▸ **Exercise description**
The records below are to be copied word for word, with every picture left out.

— Start of Records to process —

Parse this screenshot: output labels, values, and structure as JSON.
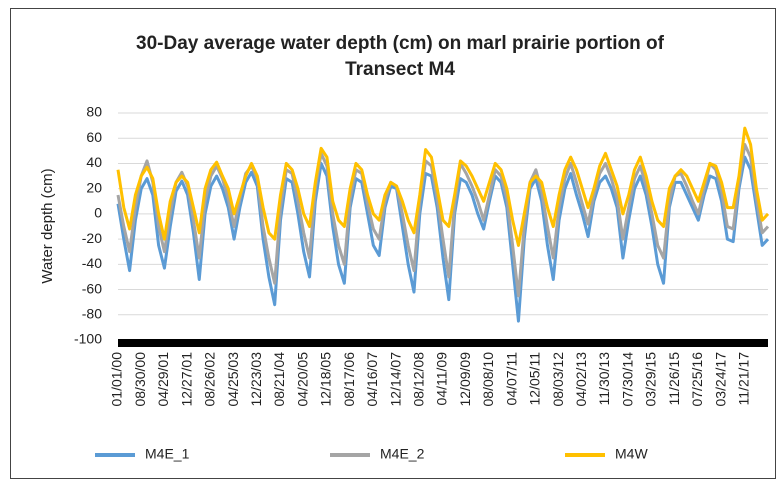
{
  "chart_data": {
    "type": "line",
    "title": "30-Day average water depth (cm) on marl prairie portion of",
    "subtitle": "Transect M4",
    "y_label": "Water depth (cm)",
    "categories": [
      "01/01/00",
      null,
      null,
      null,
      "08/30/00",
      null,
      null,
      null,
      "04/29/01",
      null,
      null,
      null,
      "12/27/01",
      null,
      null,
      null,
      "08/26/02",
      null,
      null,
      null,
      "04/25/03",
      null,
      null,
      null,
      "12/23/03",
      null,
      null,
      null,
      "08/21/04",
      null,
      null,
      null,
      "04/20/05",
      null,
      null,
      null,
      "12/18/05",
      null,
      null,
      null,
      "08/17/06",
      null,
      null,
      null,
      "04/16/07",
      null,
      null,
      null,
      "12/14/07",
      null,
      null,
      null,
      "08/12/08",
      null,
      null,
      null,
      "04/11/09",
      null,
      null,
      null,
      "12/09/09",
      null,
      null,
      null,
      "08/08/10",
      null,
      null,
      null,
      "04/07/11",
      null,
      null,
      null,
      "12/05/11",
      null,
      null,
      null,
      "08/03/12",
      null,
      null,
      null,
      "04/02/13",
      null,
      null,
      null,
      "11/30/13",
      null,
      null,
      null,
      "07/30/14",
      null,
      null,
      null,
      "03/29/15",
      null,
      null,
      null,
      "11/26/15",
      null,
      null,
      null,
      "07/25/16",
      null,
      null,
      null,
      "03/24/17",
      null,
      null,
      null,
      "11/21/17",
      null,
      null,
      null,
      null
    ],
    "series": [
      {
        "name": "M4E_1",
        "color": "#5b9bd5",
        "values": [
          8,
          -20,
          -45,
          -5,
          20,
          28,
          15,
          -25,
          -43,
          -10,
          18,
          26,
          15,
          -15,
          -52,
          0,
          22,
          30,
          20,
          5,
          -20,
          5,
          25,
          33,
          22,
          -20,
          -50,
          -72,
          -5,
          28,
          25,
          0,
          -30,
          -50,
          10,
          40,
          30,
          -10,
          -40,
          -55,
          5,
          28,
          25,
          0,
          -25,
          -33,
          5,
          22,
          20,
          -10,
          -40,
          -62,
          0,
          32,
          30,
          5,
          -35,
          -68,
          0,
          28,
          25,
          15,
          0,
          -12,
          10,
          30,
          25,
          5,
          -40,
          -85,
          -20,
          20,
          28,
          10,
          -25,
          -52,
          -5,
          20,
          32,
          15,
          0,
          -18,
          10,
          25,
          30,
          20,
          5,
          -35,
          -5,
          20,
          30,
          15,
          -10,
          -40,
          -55,
          5,
          25,
          25,
          15,
          5,
          -5,
          15,
          30,
          28,
          10,
          -20,
          -22,
          20,
          45,
          35,
          5,
          -25,
          -20
        ]
      },
      {
        "name": "M4E_2",
        "color": "#a5a5a5",
        "values": [
          15,
          -10,
          -30,
          5,
          30,
          42,
          25,
          -10,
          -30,
          0,
          25,
          33,
          22,
          -5,
          -35,
          10,
          30,
          38,
          28,
          12,
          -10,
          12,
          32,
          38,
          28,
          -10,
          -35,
          -55,
          5,
          35,
          32,
          10,
          -15,
          -35,
          20,
          48,
          38,
          0,
          -25,
          -40,
          12,
          35,
          32,
          8,
          -12,
          -20,
          10,
          25,
          22,
          0,
          -25,
          -45,
          10,
          42,
          38,
          12,
          -20,
          -50,
          8,
          40,
          32,
          22,
          10,
          -5,
          15,
          35,
          30,
          12,
          -25,
          -65,
          -10,
          25,
          35,
          18,
          -10,
          -35,
          5,
          28,
          40,
          25,
          8,
          -8,
          15,
          32,
          40,
          28,
          12,
          -20,
          5,
          28,
          38,
          22,
          0,
          -25,
          -35,
          10,
          30,
          32,
          22,
          10,
          0,
          20,
          40,
          35,
          18,
          -10,
          -12,
          25,
          55,
          45,
          12,
          -15,
          -10
        ]
      },
      {
        "name": "M4W",
        "color": "#ffc000",
        "values": [
          35,
          5,
          -12,
          15,
          30,
          37,
          28,
          0,
          -20,
          10,
          25,
          30,
          25,
          5,
          -15,
          20,
          35,
          41,
          30,
          20,
          0,
          15,
          30,
          40,
          30,
          5,
          -15,
          -20,
          15,
          40,
          35,
          20,
          0,
          -10,
          25,
          52,
          45,
          10,
          -5,
          -10,
          20,
          40,
          35,
          15,
          0,
          -5,
          15,
          25,
          22,
          10,
          -5,
          -15,
          15,
          51,
          45,
          20,
          -5,
          -10,
          15,
          42,
          38,
          30,
          20,
          10,
          25,
          40,
          35,
          20,
          -5,
          -25,
          0,
          25,
          30,
          25,
          5,
          -10,
          15,
          35,
          45,
          35,
          20,
          5,
          20,
          38,
          48,
          35,
          22,
          0,
          15,
          35,
          45,
          30,
          10,
          -5,
          -10,
          20,
          30,
          35,
          30,
          20,
          10,
          25,
          40,
          38,
          25,
          5,
          5,
          30,
          68,
          55,
          20,
          -5,
          0
        ]
      }
    ],
    "ylim": [
      -100,
      80
    ],
    "yticks": [
      -100,
      -80,
      -60,
      -40,
      -20,
      0,
      20,
      40,
      60,
      80
    ],
    "grid": true,
    "legend": "bottom"
  }
}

— End of Records to process —

▸ **Finished task**
Parse this screenshot: output labels, values, and structure as JSON.
{
  "chart_data": {
    "type": "line",
    "title": "30-Day average water depth (cm) on marl prairie portion of",
    "subtitle": "Transect M4",
    "y_label": "Water depth (cm)",
    "categories": [
      "01/01/00",
      null,
      null,
      null,
      "08/30/00",
      null,
      null,
      null,
      "04/29/01",
      null,
      null,
      null,
      "12/27/01",
      null,
      null,
      null,
      "08/26/02",
      null,
      null,
      null,
      "04/25/03",
      null,
      null,
      null,
      "12/23/03",
      null,
      null,
      null,
      "08/21/04",
      null,
      null,
      null,
      "04/20/05",
      null,
      null,
      null,
      "12/18/05",
      null,
      null,
      null,
      "08/17/06",
      null,
      null,
      null,
      "04/16/07",
      null,
      null,
      null,
      "12/14/07",
      null,
      null,
      null,
      "08/12/08",
      null,
      null,
      null,
      "04/11/09",
      null,
      null,
      null,
      "12/09/09",
      null,
      null,
      null,
      "08/08/10",
      null,
      null,
      null,
      "04/07/11",
      null,
      null,
      null,
      "12/05/11",
      null,
      null,
      null,
      "08/03/12",
      null,
      null,
      null,
      "04/02/13",
      null,
      null,
      null,
      "11/30/13",
      null,
      null,
      null,
      "07/30/14",
      null,
      null,
      null,
      "03/29/15",
      null,
      null,
      null,
      "11/26/15",
      null,
      null,
      null,
      "07/25/16",
      null,
      null,
      null,
      "03/24/17",
      null,
      null,
      null,
      "11/21/17",
      null,
      null,
      null,
      null
    ],
    "series": [
      {
        "name": "M4E_1",
        "color": "#5b9bd5",
        "values": [
          8,
          -20,
          -45,
          -5,
          20,
          28,
          15,
          -25,
          -43,
          -10,
          18,
          26,
          15,
          -15,
          -52,
          0,
          22,
          30,
          20,
          5,
          -20,
          5,
          25,
          33,
          22,
          -20,
          -50,
          -72,
          -5,
          28,
          25,
          0,
          -30,
          -50,
          10,
          40,
          30,
          -10,
          -40,
          -55,
          5,
          28,
          25,
          0,
          -25,
          -33,
          5,
          22,
          20,
          -10,
          -40,
          -62,
          0,
          32,
          30,
          5,
          -35,
          -68,
          0,
          28,
          25,
          15,
          0,
          -12,
          10,
          30,
          25,
          5,
          -40,
          -85,
          -20,
          20,
          28,
          10,
          -25,
          -52,
          -5,
          20,
          32,
          15,
          0,
          -18,
          10,
          25,
          30,
          20,
          5,
          -35,
          -5,
          20,
          30,
          15,
          -10,
          -40,
          -55,
          5,
          25,
          25,
          15,
          5,
          -5,
          15,
          30,
          28,
          10,
          -20,
          -22,
          20,
          45,
          35,
          5,
          -25,
          -20
        ]
      },
      {
        "name": "M4E_2",
        "color": "#a5a5a5",
        "values": [
          15,
          -10,
          -30,
          5,
          30,
          42,
          25,
          -10,
          -30,
          0,
          25,
          33,
          22,
          -5,
          -35,
          10,
          30,
          38,
          28,
          12,
          -10,
          12,
          32,
          38,
          28,
          -10,
          -35,
          -55,
          5,
          35,
          32,
          10,
          -15,
          -35,
          20,
          48,
          38,
          0,
          -25,
          -40,
          12,
          35,
          32,
          8,
          -12,
          -20,
          10,
          25,
          22,
          0,
          -25,
          -45,
          10,
          42,
          38,
          12,
          -20,
          -50,
          8,
          40,
          32,
          22,
          10,
          -5,
          15,
          35,
          30,
          12,
          -25,
          -65,
          -10,
          25,
          35,
          18,
          -10,
          -35,
          5,
          28,
          40,
          25,
          8,
          -8,
          15,
          32,
          40,
          28,
          12,
          -20,
          5,
          28,
          38,
          22,
          0,
          -25,
          -35,
          10,
          30,
          32,
          22,
          10,
          0,
          20,
          40,
          35,
          18,
          -10,
          -12,
          25,
          55,
          45,
          12,
          -15,
          -10
        ]
      },
      {
        "name": "M4W",
        "color": "#ffc000",
        "values": [
          35,
          5,
          -12,
          15,
          30,
          37,
          28,
          0,
          -20,
          10,
          25,
          30,
          25,
          5,
          -15,
          20,
          35,
          41,
          30,
          20,
          0,
          15,
          30,
          40,
          30,
          5,
          -15,
          -20,
          15,
          40,
          35,
          20,
          0,
          -10,
          25,
          52,
          45,
          10,
          -5,
          -10,
          20,
          40,
          35,
          15,
          0,
          -5,
          15,
          25,
          22,
          10,
          -5,
          -15,
          15,
          51,
          45,
          20,
          -5,
          -10,
          15,
          42,
          38,
          30,
          20,
          10,
          25,
          40,
          35,
          20,
          -5,
          -25,
          0,
          25,
          30,
          25,
          5,
          -10,
          15,
          35,
          45,
          35,
          20,
          5,
          20,
          38,
          48,
          35,
          22,
          0,
          15,
          35,
          45,
          30,
          10,
          -5,
          -10,
          20,
          30,
          35,
          30,
          20,
          10,
          25,
          40,
          38,
          25,
          5,
          5,
          30,
          68,
          55,
          20,
          -5,
          0
        ]
      }
    ],
    "ylim": [
      -100,
      80
    ],
    "yticks": [
      -100,
      -80,
      -60,
      -40,
      -20,
      0,
      20,
      40,
      60,
      80
    ],
    "grid": true,
    "legend": "bottom"
  }
}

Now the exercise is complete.